Input records:
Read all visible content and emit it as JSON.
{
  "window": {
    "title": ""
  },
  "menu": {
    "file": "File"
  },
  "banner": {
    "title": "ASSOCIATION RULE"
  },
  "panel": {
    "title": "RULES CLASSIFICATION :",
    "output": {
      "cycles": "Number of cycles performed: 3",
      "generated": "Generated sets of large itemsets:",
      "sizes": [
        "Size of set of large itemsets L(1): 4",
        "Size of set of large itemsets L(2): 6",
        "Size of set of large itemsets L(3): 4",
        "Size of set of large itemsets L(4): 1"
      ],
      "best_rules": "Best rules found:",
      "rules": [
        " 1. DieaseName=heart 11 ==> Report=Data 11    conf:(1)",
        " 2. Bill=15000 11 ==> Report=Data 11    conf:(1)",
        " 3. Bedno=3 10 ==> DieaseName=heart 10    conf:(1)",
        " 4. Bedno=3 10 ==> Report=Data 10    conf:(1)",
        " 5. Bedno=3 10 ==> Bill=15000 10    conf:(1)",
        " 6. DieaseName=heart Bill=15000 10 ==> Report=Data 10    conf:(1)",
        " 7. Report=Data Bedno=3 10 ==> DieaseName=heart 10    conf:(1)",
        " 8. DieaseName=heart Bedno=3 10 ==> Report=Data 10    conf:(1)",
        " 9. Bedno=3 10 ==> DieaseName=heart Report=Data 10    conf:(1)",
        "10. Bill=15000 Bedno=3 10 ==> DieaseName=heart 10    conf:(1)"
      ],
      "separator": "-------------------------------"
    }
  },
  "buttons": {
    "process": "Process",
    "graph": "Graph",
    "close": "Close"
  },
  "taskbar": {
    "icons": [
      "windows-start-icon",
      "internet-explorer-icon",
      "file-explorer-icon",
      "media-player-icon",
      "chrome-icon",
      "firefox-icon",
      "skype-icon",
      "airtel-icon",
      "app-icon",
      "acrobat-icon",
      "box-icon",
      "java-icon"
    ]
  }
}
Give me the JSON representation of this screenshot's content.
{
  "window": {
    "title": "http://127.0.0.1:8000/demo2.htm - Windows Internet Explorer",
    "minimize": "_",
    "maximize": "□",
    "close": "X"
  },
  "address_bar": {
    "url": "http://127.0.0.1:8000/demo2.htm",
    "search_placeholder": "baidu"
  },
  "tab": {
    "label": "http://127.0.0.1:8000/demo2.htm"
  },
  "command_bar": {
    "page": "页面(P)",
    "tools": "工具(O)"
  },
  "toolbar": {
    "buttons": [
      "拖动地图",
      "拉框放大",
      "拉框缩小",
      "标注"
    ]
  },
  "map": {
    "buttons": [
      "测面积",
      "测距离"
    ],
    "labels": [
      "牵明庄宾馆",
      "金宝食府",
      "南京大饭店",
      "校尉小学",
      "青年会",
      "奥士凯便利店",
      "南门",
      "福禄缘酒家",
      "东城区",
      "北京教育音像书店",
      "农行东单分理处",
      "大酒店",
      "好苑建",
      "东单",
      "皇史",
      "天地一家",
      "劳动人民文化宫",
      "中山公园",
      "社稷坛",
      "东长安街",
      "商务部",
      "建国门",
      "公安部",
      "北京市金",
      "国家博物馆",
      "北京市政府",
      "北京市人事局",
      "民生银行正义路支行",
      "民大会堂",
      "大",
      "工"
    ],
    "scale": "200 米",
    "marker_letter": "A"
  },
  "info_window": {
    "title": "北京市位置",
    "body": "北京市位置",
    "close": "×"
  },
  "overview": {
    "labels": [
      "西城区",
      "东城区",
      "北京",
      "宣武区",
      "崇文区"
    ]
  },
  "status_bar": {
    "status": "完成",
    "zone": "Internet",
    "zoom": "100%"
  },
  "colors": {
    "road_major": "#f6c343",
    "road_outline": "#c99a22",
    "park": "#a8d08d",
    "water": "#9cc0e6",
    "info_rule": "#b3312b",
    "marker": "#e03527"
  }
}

Your instructions:
Using the exact wording, write out all of the records.

Result of this exercise:
Read all visible content and emit it as JSON.
{
  "window": {
    "title": ""
  },
  "menu": {
    "file": "File"
  },
  "banner": {
    "title": "ASSOCIATION RULE"
  },
  "panel": {
    "title": "RULES CLASSIFICATION :",
    "output": {
      "cycles": "Number of cycles performed: 3",
      "generated": "Generated sets of large itemsets:",
      "sizes": [
        "Size of set of large itemsets L(1): 4",
        "Size of set of large itemsets L(2): 6",
        "Size of set of large itemsets L(3): 4",
        "Size of set of large itemsets L(4): 1"
      ],
      "best_rules": "Best rules found:",
      "rules": [
        " 1. DieaseName=heart 11 ==> Report=Data 11    conf:(1)",
        " 2. Bill=15000 11 ==> Report=Data 11    conf:(1)",
        " 3. Bedno=3 10 ==> DieaseName=heart 10    conf:(1)",
        " 4. Bedno=3 10 ==> Report=Data 10    conf:(1)",
        " 5. Bedno=3 10 ==> Bill=15000 10    conf:(1)",
        " 6. DieaseName=heart Bill=15000 10 ==> Report=Data 10    conf:(1)",
        " 7. Report=Data Bedno=3 10 ==> DieaseName=heart 10    conf:(1)",
        " 8. DieaseName=heart Bedno=3 10 ==> Report=Data 10    conf:(1)",
        " 9. Bedno=3 10 ==> DieaseName=heart Report=Data 10    conf:(1)",
        "10. Bill=15000 Bedno=3 10 ==> DieaseName=heart 10    conf:(1)"
      ],
      "separator": "-------------------------------"
    }
  },
  "buttons": {
    "process": "Process",
    "graph": "Graph",
    "close": "Close"
  },
  "taskbar": {
    "icons": [
      "windows-start-icon",
      "internet-explorer-icon",
      "file-explorer-icon",
      "media-player-icon",
      "chrome-icon",
      "firefox-icon",
      "skype-icon",
      "airtel-icon",
      "app-icon",
      "acrobat-icon",
      "box-icon",
      "java-icon"
    ]
  }
}
Give me the JSON representation of this screenshot's content.
{
  "window": {
    "title": "http://127.0.0.1:8000/demo2.htm - Windows Internet Explorer",
    "minimize": "_",
    "maximize": "□",
    "close": "X"
  },
  "address_bar": {
    "url": "http://127.0.0.1:8000/demo2.htm",
    "search_placeholder": "baidu"
  },
  "tab": {
    "label": "http://127.0.0.1:8000/demo2.htm"
  },
  "command_bar": {
    "page": "页面(P)",
    "tools": "工具(O)"
  },
  "toolbar": {
    "buttons": [
      "拖动地图",
      "拉框放大",
      "拉框缩小",
      "标注"
    ]
  },
  "map": {
    "buttons": [
      "测面积",
      "测距离"
    ],
    "labels": [
      "牵明庄宾馆",
      "金宝食府",
      "南京大饭店",
      "校尉小学",
      "青年会",
      "奥士凯便利店",
      "南门",
      "福禄缘酒家",
      "东城区",
      "北京教育音像书店",
      "农行东单分理处",
      "大酒店",
      "好苑建",
      "东单",
      "皇史",
      "天地一家",
      "劳动人民文化宫",
      "中山公园",
      "社稷坛",
      "东长安街",
      "商务部",
      "建国门",
      "公安部",
      "北京市金",
      "国家博物馆",
      "北京市政府",
      "北京市人事局",
      "民生银行正义路支行",
      "民大会堂",
      "大",
      "工"
    ],
    "scale": "200 米",
    "marker_letter": "A"
  },
  "info_window": {
    "title": "北京市位置",
    "body": "北京市位置",
    "close": "×"
  },
  "overview": {
    "labels": [
      "西城区",
      "东城区",
      "北京",
      "宣武区",
      "崇文区"
    ]
  },
  "status_bar": {
    "status": "完成",
    "zone": "Internet",
    "zoom": "100%"
  },
  "colors": {
    "road_major": "#f6c343",
    "road_outline": "#c99a22",
    "park": "#a8d08d",
    "water": "#9cc0e6",
    "info_rule": "#b3312b",
    "marker": "#e03527"
  }
}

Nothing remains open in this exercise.